Record extracts:
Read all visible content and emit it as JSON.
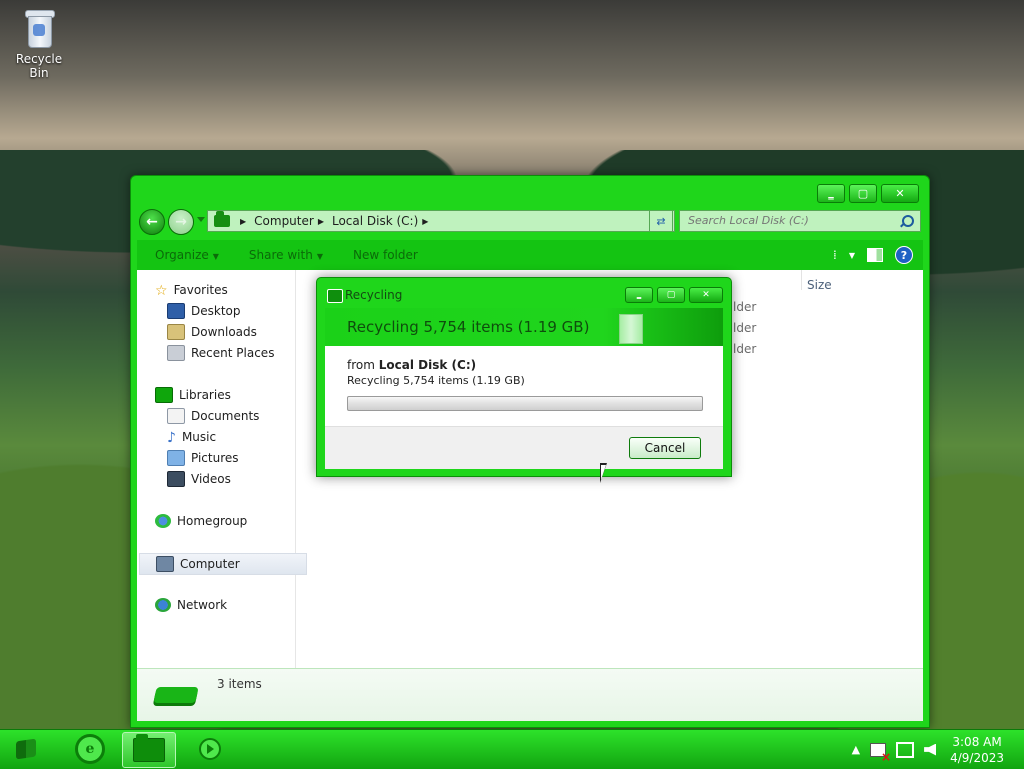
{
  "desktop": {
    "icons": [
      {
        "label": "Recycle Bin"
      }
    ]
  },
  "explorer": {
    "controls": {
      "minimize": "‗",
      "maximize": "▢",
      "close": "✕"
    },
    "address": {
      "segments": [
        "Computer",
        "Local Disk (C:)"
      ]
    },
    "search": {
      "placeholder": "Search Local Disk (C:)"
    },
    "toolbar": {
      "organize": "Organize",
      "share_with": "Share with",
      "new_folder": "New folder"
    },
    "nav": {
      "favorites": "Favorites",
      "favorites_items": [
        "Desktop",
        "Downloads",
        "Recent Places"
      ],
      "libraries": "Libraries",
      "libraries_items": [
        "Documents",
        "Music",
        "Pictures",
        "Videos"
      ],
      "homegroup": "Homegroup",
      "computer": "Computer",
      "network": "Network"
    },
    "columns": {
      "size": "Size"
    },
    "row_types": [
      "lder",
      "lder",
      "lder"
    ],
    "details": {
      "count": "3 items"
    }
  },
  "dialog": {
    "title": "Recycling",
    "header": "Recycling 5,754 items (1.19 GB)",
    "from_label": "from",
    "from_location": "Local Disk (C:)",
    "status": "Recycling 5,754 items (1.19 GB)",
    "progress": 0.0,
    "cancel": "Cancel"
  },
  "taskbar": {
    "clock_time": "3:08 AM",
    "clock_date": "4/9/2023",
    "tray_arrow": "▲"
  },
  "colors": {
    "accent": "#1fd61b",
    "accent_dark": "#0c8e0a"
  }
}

What needs to be done: Copy out each line word for word, please, skipping the images.

The answer:
Read all visible content and emit it as JSON.
{
  "desktop": {
    "icons": [
      {
        "label": "Recycle Bin"
      }
    ]
  },
  "explorer": {
    "controls": {
      "minimize": "‗",
      "maximize": "▢",
      "close": "✕"
    },
    "address": {
      "segments": [
        "Computer",
        "Local Disk (C:)"
      ]
    },
    "search": {
      "placeholder": "Search Local Disk (C:)"
    },
    "toolbar": {
      "organize": "Organize",
      "share_with": "Share with",
      "new_folder": "New folder"
    },
    "nav": {
      "favorites": "Favorites",
      "favorites_items": [
        "Desktop",
        "Downloads",
        "Recent Places"
      ],
      "libraries": "Libraries",
      "libraries_items": [
        "Documents",
        "Music",
        "Pictures",
        "Videos"
      ],
      "homegroup": "Homegroup",
      "computer": "Computer",
      "network": "Network"
    },
    "columns": {
      "size": "Size"
    },
    "row_types": [
      "lder",
      "lder",
      "lder"
    ],
    "details": {
      "count": "3 items"
    }
  },
  "dialog": {
    "title": "Recycling",
    "header": "Recycling 5,754 items (1.19 GB)",
    "from_label": "from",
    "from_location": "Local Disk (C:)",
    "status": "Recycling 5,754 items (1.19 GB)",
    "progress": 0.0,
    "cancel": "Cancel"
  },
  "taskbar": {
    "clock_time": "3:08 AM",
    "clock_date": "4/9/2023",
    "tray_arrow": "▲"
  },
  "colors": {
    "accent": "#1fd61b",
    "accent_dark": "#0c8e0a"
  }
}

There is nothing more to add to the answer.